# EXERCISE MATERIALS
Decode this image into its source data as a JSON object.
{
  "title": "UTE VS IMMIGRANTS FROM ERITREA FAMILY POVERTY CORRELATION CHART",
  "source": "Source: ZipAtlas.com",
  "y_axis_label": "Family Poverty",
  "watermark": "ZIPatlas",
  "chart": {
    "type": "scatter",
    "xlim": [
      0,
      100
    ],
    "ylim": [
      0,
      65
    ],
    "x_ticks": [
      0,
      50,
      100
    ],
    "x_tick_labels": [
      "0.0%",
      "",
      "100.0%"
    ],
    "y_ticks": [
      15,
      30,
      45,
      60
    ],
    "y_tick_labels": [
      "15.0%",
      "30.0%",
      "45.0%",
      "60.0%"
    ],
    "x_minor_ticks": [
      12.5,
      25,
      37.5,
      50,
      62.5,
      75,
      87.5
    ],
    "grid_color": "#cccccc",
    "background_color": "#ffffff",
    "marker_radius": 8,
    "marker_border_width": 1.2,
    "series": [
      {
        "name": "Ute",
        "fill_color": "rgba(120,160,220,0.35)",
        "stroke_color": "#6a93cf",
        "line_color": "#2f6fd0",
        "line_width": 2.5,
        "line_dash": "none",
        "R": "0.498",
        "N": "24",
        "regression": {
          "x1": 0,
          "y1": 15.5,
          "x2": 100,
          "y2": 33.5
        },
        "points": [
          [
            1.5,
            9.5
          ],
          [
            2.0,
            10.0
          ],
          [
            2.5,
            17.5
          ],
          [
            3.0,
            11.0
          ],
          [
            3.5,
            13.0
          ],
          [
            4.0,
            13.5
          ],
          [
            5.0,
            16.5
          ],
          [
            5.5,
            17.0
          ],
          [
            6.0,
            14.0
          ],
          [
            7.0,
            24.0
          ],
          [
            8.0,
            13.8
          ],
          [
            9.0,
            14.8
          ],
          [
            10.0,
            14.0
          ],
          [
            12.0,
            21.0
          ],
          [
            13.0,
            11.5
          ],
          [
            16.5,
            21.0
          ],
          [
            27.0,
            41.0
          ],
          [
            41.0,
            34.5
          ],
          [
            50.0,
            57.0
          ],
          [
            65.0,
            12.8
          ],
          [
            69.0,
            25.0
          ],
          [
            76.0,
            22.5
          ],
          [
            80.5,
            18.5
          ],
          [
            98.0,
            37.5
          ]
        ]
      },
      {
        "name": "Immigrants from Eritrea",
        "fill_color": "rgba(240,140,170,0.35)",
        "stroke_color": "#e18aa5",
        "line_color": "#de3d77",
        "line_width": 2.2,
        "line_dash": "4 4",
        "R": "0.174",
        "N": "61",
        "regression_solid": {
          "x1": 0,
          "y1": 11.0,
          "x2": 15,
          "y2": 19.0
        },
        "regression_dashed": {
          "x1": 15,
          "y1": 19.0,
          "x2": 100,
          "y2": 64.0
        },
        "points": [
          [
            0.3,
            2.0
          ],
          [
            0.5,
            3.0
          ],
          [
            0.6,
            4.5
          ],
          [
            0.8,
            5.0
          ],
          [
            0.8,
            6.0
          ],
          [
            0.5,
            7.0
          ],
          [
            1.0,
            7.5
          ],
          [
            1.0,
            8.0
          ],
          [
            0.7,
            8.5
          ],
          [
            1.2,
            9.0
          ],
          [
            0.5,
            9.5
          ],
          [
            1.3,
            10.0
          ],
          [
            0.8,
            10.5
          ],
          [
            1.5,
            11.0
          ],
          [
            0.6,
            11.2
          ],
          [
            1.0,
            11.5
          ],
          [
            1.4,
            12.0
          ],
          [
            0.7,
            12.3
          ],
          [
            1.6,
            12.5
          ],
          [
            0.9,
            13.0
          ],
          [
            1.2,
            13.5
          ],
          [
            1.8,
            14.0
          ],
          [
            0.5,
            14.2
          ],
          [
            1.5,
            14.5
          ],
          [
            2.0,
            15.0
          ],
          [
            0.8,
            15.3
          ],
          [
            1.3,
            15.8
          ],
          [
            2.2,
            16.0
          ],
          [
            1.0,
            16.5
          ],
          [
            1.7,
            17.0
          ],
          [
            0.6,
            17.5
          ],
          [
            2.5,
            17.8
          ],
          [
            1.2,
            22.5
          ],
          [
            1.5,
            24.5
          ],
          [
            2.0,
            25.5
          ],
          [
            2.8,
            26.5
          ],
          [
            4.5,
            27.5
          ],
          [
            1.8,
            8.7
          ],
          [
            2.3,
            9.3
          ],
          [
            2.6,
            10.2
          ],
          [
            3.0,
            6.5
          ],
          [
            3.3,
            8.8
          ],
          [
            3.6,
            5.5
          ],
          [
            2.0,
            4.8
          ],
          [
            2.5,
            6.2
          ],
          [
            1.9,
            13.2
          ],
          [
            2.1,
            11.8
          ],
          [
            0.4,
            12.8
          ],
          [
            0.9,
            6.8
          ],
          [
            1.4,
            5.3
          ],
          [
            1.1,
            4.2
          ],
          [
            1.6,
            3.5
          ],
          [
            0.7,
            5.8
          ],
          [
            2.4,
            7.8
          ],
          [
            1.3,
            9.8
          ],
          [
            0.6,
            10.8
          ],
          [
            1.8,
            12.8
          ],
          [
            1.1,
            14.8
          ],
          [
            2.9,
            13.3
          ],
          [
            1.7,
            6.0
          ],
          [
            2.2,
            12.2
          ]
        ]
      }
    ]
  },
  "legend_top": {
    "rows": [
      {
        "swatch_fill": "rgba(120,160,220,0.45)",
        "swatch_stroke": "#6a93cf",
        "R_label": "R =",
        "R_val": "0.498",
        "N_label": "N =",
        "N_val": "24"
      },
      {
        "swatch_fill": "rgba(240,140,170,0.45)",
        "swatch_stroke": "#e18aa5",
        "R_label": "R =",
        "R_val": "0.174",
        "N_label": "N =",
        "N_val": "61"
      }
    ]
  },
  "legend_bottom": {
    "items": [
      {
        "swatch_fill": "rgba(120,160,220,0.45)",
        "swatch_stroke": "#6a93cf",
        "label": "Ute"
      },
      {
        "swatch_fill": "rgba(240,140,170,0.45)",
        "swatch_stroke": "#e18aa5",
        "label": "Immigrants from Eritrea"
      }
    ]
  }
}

# YOUR OBJECTIVE
Repeat the material in full, exactly as it stands.

# FULL ANSWER
Decode this image into its source data as a JSON object.
{
  "title": "UTE VS IMMIGRANTS FROM ERITREA FAMILY POVERTY CORRELATION CHART",
  "source": "Source: ZipAtlas.com",
  "y_axis_label": "Family Poverty",
  "watermark": "ZIPatlas",
  "chart": {
    "type": "scatter",
    "xlim": [
      0,
      100
    ],
    "ylim": [
      0,
      65
    ],
    "x_ticks": [
      0,
      50,
      100
    ],
    "x_tick_labels": [
      "0.0%",
      "",
      "100.0%"
    ],
    "y_ticks": [
      15,
      30,
      45,
      60
    ],
    "y_tick_labels": [
      "15.0%",
      "30.0%",
      "45.0%",
      "60.0%"
    ],
    "x_minor_ticks": [
      12.5,
      25,
      37.5,
      50,
      62.5,
      75,
      87.5
    ],
    "grid_color": "#cccccc",
    "background_color": "#ffffff",
    "marker_radius": 8,
    "marker_border_width": 1.2,
    "series": [
      {
        "name": "Ute",
        "fill_color": "rgba(120,160,220,0.35)",
        "stroke_color": "#6a93cf",
        "line_color": "#2f6fd0",
        "line_width": 2.5,
        "line_dash": "none",
        "R": "0.498",
        "N": "24",
        "regression": {
          "x1": 0,
          "y1": 15.5,
          "x2": 100,
          "y2": 33.5
        },
        "points": [
          [
            1.5,
            9.5
          ],
          [
            2.0,
            10.0
          ],
          [
            2.5,
            17.5
          ],
          [
            3.0,
            11.0
          ],
          [
            3.5,
            13.0
          ],
          [
            4.0,
            13.5
          ],
          [
            5.0,
            16.5
          ],
          [
            5.5,
            17.0
          ],
          [
            6.0,
            14.0
          ],
          [
            7.0,
            24.0
          ],
          [
            8.0,
            13.8
          ],
          [
            9.0,
            14.8
          ],
          [
            10.0,
            14.0
          ],
          [
            12.0,
            21.0
          ],
          [
            13.0,
            11.5
          ],
          [
            16.5,
            21.0
          ],
          [
            27.0,
            41.0
          ],
          [
            41.0,
            34.5
          ],
          [
            50.0,
            57.0
          ],
          [
            65.0,
            12.8
          ],
          [
            69.0,
            25.0
          ],
          [
            76.0,
            22.5
          ],
          [
            80.5,
            18.5
          ],
          [
            98.0,
            37.5
          ]
        ]
      },
      {
        "name": "Immigrants from Eritrea",
        "fill_color": "rgba(240,140,170,0.35)",
        "stroke_color": "#e18aa5",
        "line_color": "#de3d77",
        "line_width": 2.2,
        "line_dash": "4 4",
        "R": "0.174",
        "N": "61",
        "regression_solid": {
          "x1": 0,
          "y1": 11.0,
          "x2": 15,
          "y2": 19.0
        },
        "regression_dashed": {
          "x1": 15,
          "y1": 19.0,
          "x2": 100,
          "y2": 64.0
        },
        "points": [
          [
            0.3,
            2.0
          ],
          [
            0.5,
            3.0
          ],
          [
            0.6,
            4.5
          ],
          [
            0.8,
            5.0
          ],
          [
            0.8,
            6.0
          ],
          [
            0.5,
            7.0
          ],
          [
            1.0,
            7.5
          ],
          [
            1.0,
            8.0
          ],
          [
            0.7,
            8.5
          ],
          [
            1.2,
            9.0
          ],
          [
            0.5,
            9.5
          ],
          [
            1.3,
            10.0
          ],
          [
            0.8,
            10.5
          ],
          [
            1.5,
            11.0
          ],
          [
            0.6,
            11.2
          ],
          [
            1.0,
            11.5
          ],
          [
            1.4,
            12.0
          ],
          [
            0.7,
            12.3
          ],
          [
            1.6,
            12.5
          ],
          [
            0.9,
            13.0
          ],
          [
            1.2,
            13.5
          ],
          [
            1.8,
            14.0
          ],
          [
            0.5,
            14.2
          ],
          [
            1.5,
            14.5
          ],
          [
            2.0,
            15.0
          ],
          [
            0.8,
            15.3
          ],
          [
            1.3,
            15.8
          ],
          [
            2.2,
            16.0
          ],
          [
            1.0,
            16.5
          ],
          [
            1.7,
            17.0
          ],
          [
            0.6,
            17.5
          ],
          [
            2.5,
            17.8
          ],
          [
            1.2,
            22.5
          ],
          [
            1.5,
            24.5
          ],
          [
            2.0,
            25.5
          ],
          [
            2.8,
            26.5
          ],
          [
            4.5,
            27.5
          ],
          [
            1.8,
            8.7
          ],
          [
            2.3,
            9.3
          ],
          [
            2.6,
            10.2
          ],
          [
            3.0,
            6.5
          ],
          [
            3.3,
            8.8
          ],
          [
            3.6,
            5.5
          ],
          [
            2.0,
            4.8
          ],
          [
            2.5,
            6.2
          ],
          [
            1.9,
            13.2
          ],
          [
            2.1,
            11.8
          ],
          [
            0.4,
            12.8
          ],
          [
            0.9,
            6.8
          ],
          [
            1.4,
            5.3
          ],
          [
            1.1,
            4.2
          ],
          [
            1.6,
            3.5
          ],
          [
            0.7,
            5.8
          ],
          [
            2.4,
            7.8
          ],
          [
            1.3,
            9.8
          ],
          [
            0.6,
            10.8
          ],
          [
            1.8,
            12.8
          ],
          [
            1.1,
            14.8
          ],
          [
            2.9,
            13.3
          ],
          [
            1.7,
            6.0
          ],
          [
            2.2,
            12.2
          ]
        ]
      }
    ]
  },
  "legend_top": {
    "rows": [
      {
        "swatch_fill": "rgba(120,160,220,0.45)",
        "swatch_stroke": "#6a93cf",
        "R_label": "R =",
        "R_val": "0.498",
        "N_label": "N =",
        "N_val": "24"
      },
      {
        "swatch_fill": "rgba(240,140,170,0.45)",
        "swatch_stroke": "#e18aa5",
        "R_label": "R =",
        "R_val": "0.174",
        "N_label": "N =",
        "N_val": "61"
      }
    ]
  },
  "legend_bottom": {
    "items": [
      {
        "swatch_fill": "rgba(120,160,220,0.45)",
        "swatch_stroke": "#6a93cf",
        "label": "Ute"
      },
      {
        "swatch_fill": "rgba(240,140,170,0.45)",
        "swatch_stroke": "#e18aa5",
        "label": "Immigrants from Eritrea"
      }
    ]
  }
}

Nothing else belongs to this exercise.